Goal of the exercise
Transcribe the records that follow. Keep every word exactly, and drop the pictures.

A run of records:
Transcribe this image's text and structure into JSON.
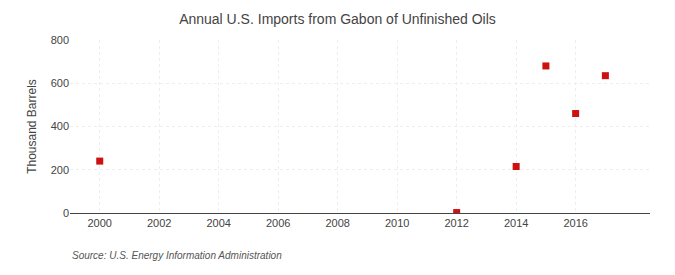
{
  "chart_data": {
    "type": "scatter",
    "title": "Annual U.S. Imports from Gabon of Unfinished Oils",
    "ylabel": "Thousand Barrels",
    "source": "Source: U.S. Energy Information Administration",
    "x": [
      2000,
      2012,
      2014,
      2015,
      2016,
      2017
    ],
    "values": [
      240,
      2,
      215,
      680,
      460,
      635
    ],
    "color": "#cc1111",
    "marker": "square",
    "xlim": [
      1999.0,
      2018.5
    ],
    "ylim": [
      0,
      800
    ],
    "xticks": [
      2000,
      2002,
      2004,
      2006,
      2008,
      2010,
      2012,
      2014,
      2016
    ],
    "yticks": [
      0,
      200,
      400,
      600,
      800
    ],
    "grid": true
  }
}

Result of the exercise
Transcribe this image's text and structure into JSON.
{
  "chart_data": {
    "type": "scatter",
    "title": "Annual U.S. Imports from Gabon of Unfinished Oils",
    "ylabel": "Thousand Barrels",
    "source": "Source: U.S. Energy Information Administration",
    "x": [
      2000,
      2012,
      2014,
      2015,
      2016,
      2017
    ],
    "values": [
      240,
      2,
      215,
      680,
      460,
      635
    ],
    "color": "#cc1111",
    "marker": "square",
    "xlim": [
      1999.0,
      2018.5
    ],
    "ylim": [
      0,
      800
    ],
    "xticks": [
      2000,
      2002,
      2004,
      2006,
      2008,
      2010,
      2012,
      2014,
      2016
    ],
    "yticks": [
      0,
      200,
      400,
      600,
      800
    ],
    "grid": true
  }
}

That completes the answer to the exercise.